BEGIN Listing
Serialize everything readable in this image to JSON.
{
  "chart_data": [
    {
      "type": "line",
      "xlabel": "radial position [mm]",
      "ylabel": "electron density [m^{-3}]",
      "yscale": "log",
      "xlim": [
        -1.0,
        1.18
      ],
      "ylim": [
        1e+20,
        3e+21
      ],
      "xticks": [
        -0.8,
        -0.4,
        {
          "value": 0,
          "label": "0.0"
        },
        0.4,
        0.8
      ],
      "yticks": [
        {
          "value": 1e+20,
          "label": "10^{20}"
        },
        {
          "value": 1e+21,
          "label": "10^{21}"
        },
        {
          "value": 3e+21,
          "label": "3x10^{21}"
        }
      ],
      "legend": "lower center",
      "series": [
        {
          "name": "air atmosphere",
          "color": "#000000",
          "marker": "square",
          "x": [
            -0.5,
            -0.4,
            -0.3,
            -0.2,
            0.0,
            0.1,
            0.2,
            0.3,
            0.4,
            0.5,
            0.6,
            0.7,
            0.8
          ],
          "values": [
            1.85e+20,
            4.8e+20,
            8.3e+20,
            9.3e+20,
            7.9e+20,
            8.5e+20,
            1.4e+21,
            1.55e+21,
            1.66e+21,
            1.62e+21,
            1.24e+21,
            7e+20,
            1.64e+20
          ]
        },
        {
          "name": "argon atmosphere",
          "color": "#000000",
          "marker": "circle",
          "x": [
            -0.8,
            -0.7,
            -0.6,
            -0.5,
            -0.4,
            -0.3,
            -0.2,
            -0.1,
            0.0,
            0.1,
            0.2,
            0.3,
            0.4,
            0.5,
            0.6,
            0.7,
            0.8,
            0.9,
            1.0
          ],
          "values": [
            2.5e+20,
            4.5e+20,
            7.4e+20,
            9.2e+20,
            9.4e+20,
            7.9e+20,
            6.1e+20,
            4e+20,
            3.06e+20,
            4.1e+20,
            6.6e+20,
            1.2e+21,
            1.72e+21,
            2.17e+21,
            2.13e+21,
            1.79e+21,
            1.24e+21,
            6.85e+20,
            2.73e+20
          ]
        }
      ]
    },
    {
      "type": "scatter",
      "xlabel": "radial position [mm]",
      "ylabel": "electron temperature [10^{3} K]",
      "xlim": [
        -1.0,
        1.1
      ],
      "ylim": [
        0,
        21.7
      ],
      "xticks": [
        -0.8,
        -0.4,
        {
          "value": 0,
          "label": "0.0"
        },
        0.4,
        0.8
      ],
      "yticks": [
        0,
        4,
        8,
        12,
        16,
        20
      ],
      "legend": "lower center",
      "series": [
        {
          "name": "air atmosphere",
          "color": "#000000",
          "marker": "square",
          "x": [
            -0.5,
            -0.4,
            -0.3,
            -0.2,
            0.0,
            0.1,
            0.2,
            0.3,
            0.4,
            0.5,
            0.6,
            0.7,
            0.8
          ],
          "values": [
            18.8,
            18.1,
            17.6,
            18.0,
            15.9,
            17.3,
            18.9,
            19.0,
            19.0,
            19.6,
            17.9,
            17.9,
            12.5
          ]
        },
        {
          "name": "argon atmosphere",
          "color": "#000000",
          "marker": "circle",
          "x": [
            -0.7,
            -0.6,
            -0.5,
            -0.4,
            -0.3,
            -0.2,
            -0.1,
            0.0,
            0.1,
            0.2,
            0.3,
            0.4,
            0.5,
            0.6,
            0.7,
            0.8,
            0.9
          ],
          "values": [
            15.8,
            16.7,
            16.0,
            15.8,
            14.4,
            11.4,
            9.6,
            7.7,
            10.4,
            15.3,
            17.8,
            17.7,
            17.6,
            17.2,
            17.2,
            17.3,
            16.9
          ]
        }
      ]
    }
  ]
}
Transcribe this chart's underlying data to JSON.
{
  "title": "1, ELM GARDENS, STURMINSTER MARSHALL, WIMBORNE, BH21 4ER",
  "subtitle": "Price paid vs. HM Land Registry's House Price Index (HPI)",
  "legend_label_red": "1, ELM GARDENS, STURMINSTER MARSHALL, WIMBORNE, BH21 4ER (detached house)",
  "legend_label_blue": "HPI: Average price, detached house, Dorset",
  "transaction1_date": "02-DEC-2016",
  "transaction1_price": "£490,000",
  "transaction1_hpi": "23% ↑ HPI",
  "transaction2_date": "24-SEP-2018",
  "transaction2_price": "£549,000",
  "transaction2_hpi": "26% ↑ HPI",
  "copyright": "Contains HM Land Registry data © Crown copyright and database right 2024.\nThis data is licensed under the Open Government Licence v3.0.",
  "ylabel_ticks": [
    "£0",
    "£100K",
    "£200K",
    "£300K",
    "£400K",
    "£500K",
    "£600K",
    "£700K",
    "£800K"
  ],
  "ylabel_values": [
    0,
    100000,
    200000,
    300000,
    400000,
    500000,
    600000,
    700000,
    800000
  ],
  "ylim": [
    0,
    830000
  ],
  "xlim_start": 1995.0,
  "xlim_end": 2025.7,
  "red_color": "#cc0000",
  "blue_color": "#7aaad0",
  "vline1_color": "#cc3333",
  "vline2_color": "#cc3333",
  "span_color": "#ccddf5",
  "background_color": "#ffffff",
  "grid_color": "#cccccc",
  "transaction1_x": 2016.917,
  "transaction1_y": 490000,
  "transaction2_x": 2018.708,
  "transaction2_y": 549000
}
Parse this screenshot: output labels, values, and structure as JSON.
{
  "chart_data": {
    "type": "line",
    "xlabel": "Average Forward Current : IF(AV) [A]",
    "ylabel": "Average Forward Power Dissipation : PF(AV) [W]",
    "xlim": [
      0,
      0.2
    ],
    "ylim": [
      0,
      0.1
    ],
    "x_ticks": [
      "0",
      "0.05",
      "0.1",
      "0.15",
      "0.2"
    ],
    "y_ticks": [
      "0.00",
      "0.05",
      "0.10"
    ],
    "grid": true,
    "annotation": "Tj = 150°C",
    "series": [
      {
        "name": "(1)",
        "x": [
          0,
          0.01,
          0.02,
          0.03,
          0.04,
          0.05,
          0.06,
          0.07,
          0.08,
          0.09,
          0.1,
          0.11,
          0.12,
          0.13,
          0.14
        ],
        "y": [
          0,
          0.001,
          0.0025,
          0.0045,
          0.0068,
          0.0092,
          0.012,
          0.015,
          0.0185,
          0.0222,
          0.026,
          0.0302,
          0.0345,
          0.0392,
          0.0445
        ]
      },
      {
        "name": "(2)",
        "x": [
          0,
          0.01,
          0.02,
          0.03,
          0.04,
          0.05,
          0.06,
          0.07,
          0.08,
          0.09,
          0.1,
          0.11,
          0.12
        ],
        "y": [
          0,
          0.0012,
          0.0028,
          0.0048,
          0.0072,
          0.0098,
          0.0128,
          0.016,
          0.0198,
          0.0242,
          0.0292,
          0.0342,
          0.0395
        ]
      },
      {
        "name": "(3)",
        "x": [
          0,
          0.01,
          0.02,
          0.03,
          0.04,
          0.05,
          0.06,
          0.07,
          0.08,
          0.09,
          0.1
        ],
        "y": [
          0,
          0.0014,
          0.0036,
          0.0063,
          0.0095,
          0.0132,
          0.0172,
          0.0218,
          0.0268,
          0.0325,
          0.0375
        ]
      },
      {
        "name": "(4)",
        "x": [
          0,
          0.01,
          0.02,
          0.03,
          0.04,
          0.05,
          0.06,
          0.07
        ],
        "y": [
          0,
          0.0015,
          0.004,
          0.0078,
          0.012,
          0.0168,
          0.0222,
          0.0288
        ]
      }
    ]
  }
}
END Listing
## Set task
Please give back all of the records exactly as written.

## Finished answer
Serialize everything readable in this image to JSON.
{
  "chart_data": [
    {
      "type": "line",
      "xlabel": "radial position [mm]",
      "ylabel": "electron density [m^{-3}]",
      "yscale": "log",
      "xlim": [
        -1.0,
        1.18
      ],
      "ylim": [
        1e+20,
        3e+21
      ],
      "xticks": [
        -0.8,
        -0.4,
        {
          "value": 0,
          "label": "0.0"
        },
        0.4,
        0.8
      ],
      "yticks": [
        {
          "value": 1e+20,
          "label": "10^{20}"
        },
        {
          "value": 1e+21,
          "label": "10^{21}"
        },
        {
          "value": 3e+21,
          "label": "3x10^{21}"
        }
      ],
      "legend": "lower center",
      "series": [
        {
          "name": "air atmosphere",
          "color": "#000000",
          "marker": "square",
          "x": [
            -0.5,
            -0.4,
            -0.3,
            -0.2,
            0.0,
            0.1,
            0.2,
            0.3,
            0.4,
            0.5,
            0.6,
            0.7,
            0.8
          ],
          "values": [
            1.85e+20,
            4.8e+20,
            8.3e+20,
            9.3e+20,
            7.9e+20,
            8.5e+20,
            1.4e+21,
            1.55e+21,
            1.66e+21,
            1.62e+21,
            1.24e+21,
            7e+20,
            1.64e+20
          ]
        },
        {
          "name": "argon atmosphere",
          "color": "#000000",
          "marker": "circle",
          "x": [
            -0.8,
            -0.7,
            -0.6,
            -0.5,
            -0.4,
            -0.3,
            -0.2,
            -0.1,
            0.0,
            0.1,
            0.2,
            0.3,
            0.4,
            0.5,
            0.6,
            0.7,
            0.8,
            0.9,
            1.0
          ],
          "values": [
            2.5e+20,
            4.5e+20,
            7.4e+20,
            9.2e+20,
            9.4e+20,
            7.9e+20,
            6.1e+20,
            4e+20,
            3.06e+20,
            4.1e+20,
            6.6e+20,
            1.2e+21,
            1.72e+21,
            2.17e+21,
            2.13e+21,
            1.79e+21,
            1.24e+21,
            6.85e+20,
            2.73e+20
          ]
        }
      ]
    },
    {
      "type": "scatter",
      "xlabel": "radial position [mm]",
      "ylabel": "electron temperature [10^{3} K]",
      "xlim": [
        -1.0,
        1.1
      ],
      "ylim": [
        0,
        21.7
      ],
      "xticks": [
        -0.8,
        -0.4,
        {
          "value": 0,
          "label": "0.0"
        },
        0.4,
        0.8
      ],
      "yticks": [
        0,
        4,
        8,
        12,
        16,
        20
      ],
      "legend": "lower center",
      "series": [
        {
          "name": "air atmosphere",
          "color": "#000000",
          "marker": "square",
          "x": [
            -0.5,
            -0.4,
            -0.3,
            -0.2,
            0.0,
            0.1,
            0.2,
            0.3,
            0.4,
            0.5,
            0.6,
            0.7,
            0.8
          ],
          "values": [
            18.8,
            18.1,
            17.6,
            18.0,
            15.9,
            17.3,
            18.9,
            19.0,
            19.0,
            19.6,
            17.9,
            17.9,
            12.5
          ]
        },
        {
          "name": "argon atmosphere",
          "color": "#000000",
          "marker": "circle",
          "x": [
            -0.7,
            -0.6,
            -0.5,
            -0.4,
            -0.3,
            -0.2,
            -0.1,
            0.0,
            0.1,
            0.2,
            0.3,
            0.4,
            0.5,
            0.6,
            0.7,
            0.8,
            0.9
          ],
          "values": [
            15.8,
            16.7,
            16.0,
            15.8,
            14.4,
            11.4,
            9.6,
            7.7,
            10.4,
            15.3,
            17.8,
            17.7,
            17.6,
            17.2,
            17.2,
            17.3,
            16.9
          ]
        }
      ]
    }
  ]
}
Transcribe this chart's underlying data to JSON.
{
  "title": "1, ELM GARDENS, STURMINSTER MARSHALL, WIMBORNE, BH21 4ER",
  "subtitle": "Price paid vs. HM Land Registry's House Price Index (HPI)",
  "legend_label_red": "1, ELM GARDENS, STURMINSTER MARSHALL, WIMBORNE, BH21 4ER (detached house)",
  "legend_label_blue": "HPI: Average price, detached house, Dorset",
  "transaction1_date": "02-DEC-2016",
  "transaction1_price": "£490,000",
  "transaction1_hpi": "23% ↑ HPI",
  "transaction2_date": "24-SEP-2018",
  "transaction2_price": "£549,000",
  "transaction2_hpi": "26% ↑ HPI",
  "copyright": "Contains HM Land Registry data © Crown copyright and database right 2024.\nThis data is licensed under the Open Government Licence v3.0.",
  "ylabel_ticks": [
    "£0",
    "£100K",
    "£200K",
    "£300K",
    "£400K",
    "£500K",
    "£600K",
    "£700K",
    "£800K"
  ],
  "ylabel_values": [
    0,
    100000,
    200000,
    300000,
    400000,
    500000,
    600000,
    700000,
    800000
  ],
  "ylim": [
    0,
    830000
  ],
  "xlim_start": 1995.0,
  "xlim_end": 2025.7,
  "red_color": "#cc0000",
  "blue_color": "#7aaad0",
  "vline1_color": "#cc3333",
  "vline2_color": "#cc3333",
  "span_color": "#ccddf5",
  "background_color": "#ffffff",
  "grid_color": "#cccccc",
  "transaction1_x": 2016.917,
  "transaction1_y": 490000,
  "transaction2_x": 2018.708,
  "transaction2_y": 549000
}
Parse this screenshot: output labels, values, and structure as JSON.
{
  "chart_data": {
    "type": "line",
    "xlabel": "Average Forward Current : IF(AV) [A]",
    "ylabel": "Average Forward Power Dissipation : PF(AV) [W]",
    "xlim": [
      0,
      0.2
    ],
    "ylim": [
      0,
      0.1
    ],
    "x_ticks": [
      "0",
      "0.05",
      "0.1",
      "0.15",
      "0.2"
    ],
    "y_ticks": [
      "0.00",
      "0.05",
      "0.10"
    ],
    "grid": true,
    "annotation": "Tj = 150°C",
    "series": [
      {
        "name": "(1)",
        "x": [
          0,
          0.01,
          0.02,
          0.03,
          0.04,
          0.05,
          0.06,
          0.07,
          0.08,
          0.09,
          0.1,
          0.11,
          0.12,
          0.13,
          0.14
        ],
        "y": [
          0,
          0.001,
          0.0025,
          0.0045,
          0.0068,
          0.0092,
          0.012,
          0.015,
          0.0185,
          0.0222,
          0.026,
          0.0302,
          0.0345,
          0.0392,
          0.0445
        ]
      },
      {
        "name": "(2)",
        "x": [
          0,
          0.01,
          0.02,
          0.03,
          0.04,
          0.05,
          0.06,
          0.07,
          0.08,
          0.09,
          0.1,
          0.11,
          0.12
        ],
        "y": [
          0,
          0.0012,
          0.0028,
          0.0048,
          0.0072,
          0.0098,
          0.0128,
          0.016,
          0.0198,
          0.0242,
          0.0292,
          0.0342,
          0.0395
        ]
      },
      {
        "name": "(3)",
        "x": [
          0,
          0.01,
          0.02,
          0.03,
          0.04,
          0.05,
          0.06,
          0.07,
          0.08,
          0.09,
          0.1
        ],
        "y": [
          0,
          0.0014,
          0.0036,
          0.0063,
          0.0095,
          0.0132,
          0.0172,
          0.0218,
          0.0268,
          0.0325,
          0.0375
        ]
      },
      {
        "name": "(4)",
        "x": [
          0,
          0.01,
          0.02,
          0.03,
          0.04,
          0.05,
          0.06,
          0.07
        ],
        "y": [
          0,
          0.0015,
          0.004,
          0.0078,
          0.012,
          0.0168,
          0.0222,
          0.0288
        ]
      }
    ]
  }
}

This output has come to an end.